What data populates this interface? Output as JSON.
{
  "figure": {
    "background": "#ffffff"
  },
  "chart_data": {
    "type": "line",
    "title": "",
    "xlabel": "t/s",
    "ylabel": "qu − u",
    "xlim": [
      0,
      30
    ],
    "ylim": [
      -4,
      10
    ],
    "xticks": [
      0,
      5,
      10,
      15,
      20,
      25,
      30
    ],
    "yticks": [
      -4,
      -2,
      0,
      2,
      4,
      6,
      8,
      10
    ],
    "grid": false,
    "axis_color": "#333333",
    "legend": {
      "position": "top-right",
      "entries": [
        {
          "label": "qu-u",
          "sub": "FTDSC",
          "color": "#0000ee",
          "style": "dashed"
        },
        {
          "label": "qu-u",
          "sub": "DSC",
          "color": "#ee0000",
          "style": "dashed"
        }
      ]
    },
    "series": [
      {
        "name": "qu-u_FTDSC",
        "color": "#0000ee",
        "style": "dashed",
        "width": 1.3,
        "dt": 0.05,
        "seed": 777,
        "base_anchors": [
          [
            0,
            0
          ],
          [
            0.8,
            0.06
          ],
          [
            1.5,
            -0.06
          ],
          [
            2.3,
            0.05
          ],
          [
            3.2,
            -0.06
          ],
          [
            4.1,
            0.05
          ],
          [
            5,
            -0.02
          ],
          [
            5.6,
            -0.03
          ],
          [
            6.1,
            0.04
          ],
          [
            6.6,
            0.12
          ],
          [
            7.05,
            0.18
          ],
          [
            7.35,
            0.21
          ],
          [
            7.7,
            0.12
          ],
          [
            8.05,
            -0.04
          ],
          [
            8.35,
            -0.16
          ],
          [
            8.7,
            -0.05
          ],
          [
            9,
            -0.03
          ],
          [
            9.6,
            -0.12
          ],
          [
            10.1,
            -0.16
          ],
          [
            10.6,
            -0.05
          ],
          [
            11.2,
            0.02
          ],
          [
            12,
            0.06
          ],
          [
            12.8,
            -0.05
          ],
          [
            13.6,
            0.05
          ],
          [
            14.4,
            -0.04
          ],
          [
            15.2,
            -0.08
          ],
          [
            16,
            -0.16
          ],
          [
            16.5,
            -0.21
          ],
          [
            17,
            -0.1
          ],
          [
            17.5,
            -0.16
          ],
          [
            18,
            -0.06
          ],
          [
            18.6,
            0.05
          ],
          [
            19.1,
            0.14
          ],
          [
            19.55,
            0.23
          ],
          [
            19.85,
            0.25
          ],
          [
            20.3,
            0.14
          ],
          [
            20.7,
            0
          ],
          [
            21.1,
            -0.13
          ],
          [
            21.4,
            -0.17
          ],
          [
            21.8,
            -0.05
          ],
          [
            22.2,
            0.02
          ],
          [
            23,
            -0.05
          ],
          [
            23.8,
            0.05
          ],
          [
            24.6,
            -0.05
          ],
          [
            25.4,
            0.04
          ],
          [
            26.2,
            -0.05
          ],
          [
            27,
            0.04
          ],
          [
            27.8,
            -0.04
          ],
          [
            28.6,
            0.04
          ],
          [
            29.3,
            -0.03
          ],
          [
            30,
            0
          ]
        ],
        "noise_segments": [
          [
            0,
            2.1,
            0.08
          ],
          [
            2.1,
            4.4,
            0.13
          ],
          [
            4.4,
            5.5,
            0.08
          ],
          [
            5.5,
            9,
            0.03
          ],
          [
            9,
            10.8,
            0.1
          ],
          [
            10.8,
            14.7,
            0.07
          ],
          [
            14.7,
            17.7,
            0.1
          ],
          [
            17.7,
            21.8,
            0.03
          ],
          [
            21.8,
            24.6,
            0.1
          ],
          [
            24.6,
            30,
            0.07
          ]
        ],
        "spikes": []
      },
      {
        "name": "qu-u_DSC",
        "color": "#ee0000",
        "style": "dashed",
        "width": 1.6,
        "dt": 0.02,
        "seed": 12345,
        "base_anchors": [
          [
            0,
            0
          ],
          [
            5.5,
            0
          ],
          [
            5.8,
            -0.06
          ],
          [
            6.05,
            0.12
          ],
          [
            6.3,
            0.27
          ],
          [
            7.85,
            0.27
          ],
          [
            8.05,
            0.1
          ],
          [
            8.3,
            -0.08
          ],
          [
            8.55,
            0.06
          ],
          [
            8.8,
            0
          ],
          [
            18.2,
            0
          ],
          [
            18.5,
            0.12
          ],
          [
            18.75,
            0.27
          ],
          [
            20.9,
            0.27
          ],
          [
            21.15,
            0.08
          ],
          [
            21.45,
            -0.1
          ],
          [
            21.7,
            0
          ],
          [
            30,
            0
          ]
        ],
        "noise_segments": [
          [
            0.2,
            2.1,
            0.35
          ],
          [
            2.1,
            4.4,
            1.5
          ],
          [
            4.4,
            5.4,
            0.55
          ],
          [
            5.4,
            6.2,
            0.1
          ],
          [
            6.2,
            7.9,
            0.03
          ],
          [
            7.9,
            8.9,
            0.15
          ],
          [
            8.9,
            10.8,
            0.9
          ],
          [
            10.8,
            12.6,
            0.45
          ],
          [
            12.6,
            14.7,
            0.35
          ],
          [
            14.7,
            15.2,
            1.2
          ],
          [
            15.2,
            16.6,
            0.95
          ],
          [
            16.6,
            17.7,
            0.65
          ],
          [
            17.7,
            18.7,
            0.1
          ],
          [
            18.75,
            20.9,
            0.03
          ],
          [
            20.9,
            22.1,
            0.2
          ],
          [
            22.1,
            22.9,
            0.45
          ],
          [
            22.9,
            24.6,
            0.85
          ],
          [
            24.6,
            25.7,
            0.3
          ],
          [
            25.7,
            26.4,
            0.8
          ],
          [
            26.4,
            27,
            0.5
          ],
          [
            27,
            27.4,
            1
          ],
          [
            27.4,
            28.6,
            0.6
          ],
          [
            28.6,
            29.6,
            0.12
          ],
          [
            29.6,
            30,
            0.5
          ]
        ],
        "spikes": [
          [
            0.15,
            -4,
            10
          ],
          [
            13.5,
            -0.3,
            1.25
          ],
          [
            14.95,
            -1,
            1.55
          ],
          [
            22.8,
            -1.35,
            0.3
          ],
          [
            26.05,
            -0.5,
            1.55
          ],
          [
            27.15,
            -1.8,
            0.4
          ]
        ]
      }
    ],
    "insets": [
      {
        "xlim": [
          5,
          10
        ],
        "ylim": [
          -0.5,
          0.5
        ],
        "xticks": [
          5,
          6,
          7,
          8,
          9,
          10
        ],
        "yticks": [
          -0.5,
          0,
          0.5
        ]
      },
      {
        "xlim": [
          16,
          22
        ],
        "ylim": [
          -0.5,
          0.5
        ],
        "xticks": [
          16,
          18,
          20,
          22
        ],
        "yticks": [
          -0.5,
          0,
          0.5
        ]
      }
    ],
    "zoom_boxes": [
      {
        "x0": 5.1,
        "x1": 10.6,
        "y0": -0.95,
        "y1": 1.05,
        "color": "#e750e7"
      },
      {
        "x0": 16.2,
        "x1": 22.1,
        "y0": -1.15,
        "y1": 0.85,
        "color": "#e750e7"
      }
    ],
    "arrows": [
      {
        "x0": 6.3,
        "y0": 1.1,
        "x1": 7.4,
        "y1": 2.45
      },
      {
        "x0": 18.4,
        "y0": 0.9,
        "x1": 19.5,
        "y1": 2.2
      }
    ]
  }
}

▶ [Requirements]:
Could you transcribe the records in full, exactly?

▶ [Correct result]:
What data populates this interface? Output as JSON.
{
  "figure": {
    "background": "#ffffff"
  },
  "chart_data": {
    "type": "line",
    "title": "",
    "xlabel": "t/s",
    "ylabel": "qu − u",
    "xlim": [
      0,
      30
    ],
    "ylim": [
      -4,
      10
    ],
    "xticks": [
      0,
      5,
      10,
      15,
      20,
      25,
      30
    ],
    "yticks": [
      -4,
      -2,
      0,
      2,
      4,
      6,
      8,
      10
    ],
    "grid": false,
    "axis_color": "#333333",
    "legend": {
      "position": "top-right",
      "entries": [
        {
          "label": "qu-u",
          "sub": "FTDSC",
          "color": "#0000ee",
          "style": "dashed"
        },
        {
          "label": "qu-u",
          "sub": "DSC",
          "color": "#ee0000",
          "style": "dashed"
        }
      ]
    },
    "series": [
      {
        "name": "qu-u_FTDSC",
        "color": "#0000ee",
        "style": "dashed",
        "width": 1.3,
        "dt": 0.05,
        "seed": 777,
        "base_anchors": [
          [
            0,
            0
          ],
          [
            0.8,
            0.06
          ],
          [
            1.5,
            -0.06
          ],
          [
            2.3,
            0.05
          ],
          [
            3.2,
            -0.06
          ],
          [
            4.1,
            0.05
          ],
          [
            5,
            -0.02
          ],
          [
            5.6,
            -0.03
          ],
          [
            6.1,
            0.04
          ],
          [
            6.6,
            0.12
          ],
          [
            7.05,
            0.18
          ],
          [
            7.35,
            0.21
          ],
          [
            7.7,
            0.12
          ],
          [
            8.05,
            -0.04
          ],
          [
            8.35,
            -0.16
          ],
          [
            8.7,
            -0.05
          ],
          [
            9,
            -0.03
          ],
          [
            9.6,
            -0.12
          ],
          [
            10.1,
            -0.16
          ],
          [
            10.6,
            -0.05
          ],
          [
            11.2,
            0.02
          ],
          [
            12,
            0.06
          ],
          [
            12.8,
            -0.05
          ],
          [
            13.6,
            0.05
          ],
          [
            14.4,
            -0.04
          ],
          [
            15.2,
            -0.08
          ],
          [
            16,
            -0.16
          ],
          [
            16.5,
            -0.21
          ],
          [
            17,
            -0.1
          ],
          [
            17.5,
            -0.16
          ],
          [
            18,
            -0.06
          ],
          [
            18.6,
            0.05
          ],
          [
            19.1,
            0.14
          ],
          [
            19.55,
            0.23
          ],
          [
            19.85,
            0.25
          ],
          [
            20.3,
            0.14
          ],
          [
            20.7,
            0
          ],
          [
            21.1,
            -0.13
          ],
          [
            21.4,
            -0.17
          ],
          [
            21.8,
            -0.05
          ],
          [
            22.2,
            0.02
          ],
          [
            23,
            -0.05
          ],
          [
            23.8,
            0.05
          ],
          [
            24.6,
            -0.05
          ],
          [
            25.4,
            0.04
          ],
          [
            26.2,
            -0.05
          ],
          [
            27,
            0.04
          ],
          [
            27.8,
            -0.04
          ],
          [
            28.6,
            0.04
          ],
          [
            29.3,
            -0.03
          ],
          [
            30,
            0
          ]
        ],
        "noise_segments": [
          [
            0,
            2.1,
            0.08
          ],
          [
            2.1,
            4.4,
            0.13
          ],
          [
            4.4,
            5.5,
            0.08
          ],
          [
            5.5,
            9,
            0.03
          ],
          [
            9,
            10.8,
            0.1
          ],
          [
            10.8,
            14.7,
            0.07
          ],
          [
            14.7,
            17.7,
            0.1
          ],
          [
            17.7,
            21.8,
            0.03
          ],
          [
            21.8,
            24.6,
            0.1
          ],
          [
            24.6,
            30,
            0.07
          ]
        ],
        "spikes": []
      },
      {
        "name": "qu-u_DSC",
        "color": "#ee0000",
        "style": "dashed",
        "width": 1.6,
        "dt": 0.02,
        "seed": 12345,
        "base_anchors": [
          [
            0,
            0
          ],
          [
            5.5,
            0
          ],
          [
            5.8,
            -0.06
          ],
          [
            6.05,
            0.12
          ],
          [
            6.3,
            0.27
          ],
          [
            7.85,
            0.27
          ],
          [
            8.05,
            0.1
          ],
          [
            8.3,
            -0.08
          ],
          [
            8.55,
            0.06
          ],
          [
            8.8,
            0
          ],
          [
            18.2,
            0
          ],
          [
            18.5,
            0.12
          ],
          [
            18.75,
            0.27
          ],
          [
            20.9,
            0.27
          ],
          [
            21.15,
            0.08
          ],
          [
            21.45,
            -0.1
          ],
          [
            21.7,
            0
          ],
          [
            30,
            0
          ]
        ],
        "noise_segments": [
          [
            0.2,
            2.1,
            0.35
          ],
          [
            2.1,
            4.4,
            1.5
          ],
          [
            4.4,
            5.4,
            0.55
          ],
          [
            5.4,
            6.2,
            0.1
          ],
          [
            6.2,
            7.9,
            0.03
          ],
          [
            7.9,
            8.9,
            0.15
          ],
          [
            8.9,
            10.8,
            0.9
          ],
          [
            10.8,
            12.6,
            0.45
          ],
          [
            12.6,
            14.7,
            0.35
          ],
          [
            14.7,
            15.2,
            1.2
          ],
          [
            15.2,
            16.6,
            0.95
          ],
          [
            16.6,
            17.7,
            0.65
          ],
          [
            17.7,
            18.7,
            0.1
          ],
          [
            18.75,
            20.9,
            0.03
          ],
          [
            20.9,
            22.1,
            0.2
          ],
          [
            22.1,
            22.9,
            0.45
          ],
          [
            22.9,
            24.6,
            0.85
          ],
          [
            24.6,
            25.7,
            0.3
          ],
          [
            25.7,
            26.4,
            0.8
          ],
          [
            26.4,
            27,
            0.5
          ],
          [
            27,
            27.4,
            1
          ],
          [
            27.4,
            28.6,
            0.6
          ],
          [
            28.6,
            29.6,
            0.12
          ],
          [
            29.6,
            30,
            0.5
          ]
        ],
        "spikes": [
          [
            0.15,
            -4,
            10
          ],
          [
            13.5,
            -0.3,
            1.25
          ],
          [
            14.95,
            -1,
            1.55
          ],
          [
            22.8,
            -1.35,
            0.3
          ],
          [
            26.05,
            -0.5,
            1.55
          ],
          [
            27.15,
            -1.8,
            0.4
          ]
        ]
      }
    ],
    "insets": [
      {
        "xlim": [
          5,
          10
        ],
        "ylim": [
          -0.5,
          0.5
        ],
        "xticks": [
          5,
          6,
          7,
          8,
          9,
          10
        ],
        "yticks": [
          -0.5,
          0,
          0.5
        ]
      },
      {
        "xlim": [
          16,
          22
        ],
        "ylim": [
          -0.5,
          0.5
        ],
        "xticks": [
          16,
          18,
          20,
          22
        ],
        "yticks": [
          -0.5,
          0,
          0.5
        ]
      }
    ],
    "zoom_boxes": [
      {
        "x0": 5.1,
        "x1": 10.6,
        "y0": -0.95,
        "y1": 1.05,
        "color": "#e750e7"
      },
      {
        "x0": 16.2,
        "x1": 22.1,
        "y0": -1.15,
        "y1": 0.85,
        "color": "#e750e7"
      }
    ],
    "arrows": [
      {
        "x0": 6.3,
        "y0": 1.1,
        "x1": 7.4,
        "y1": 2.45
      },
      {
        "x0": 18.4,
        "y0": 0.9,
        "x1": 19.5,
        "y1": 2.2
      }
    ]
  }
}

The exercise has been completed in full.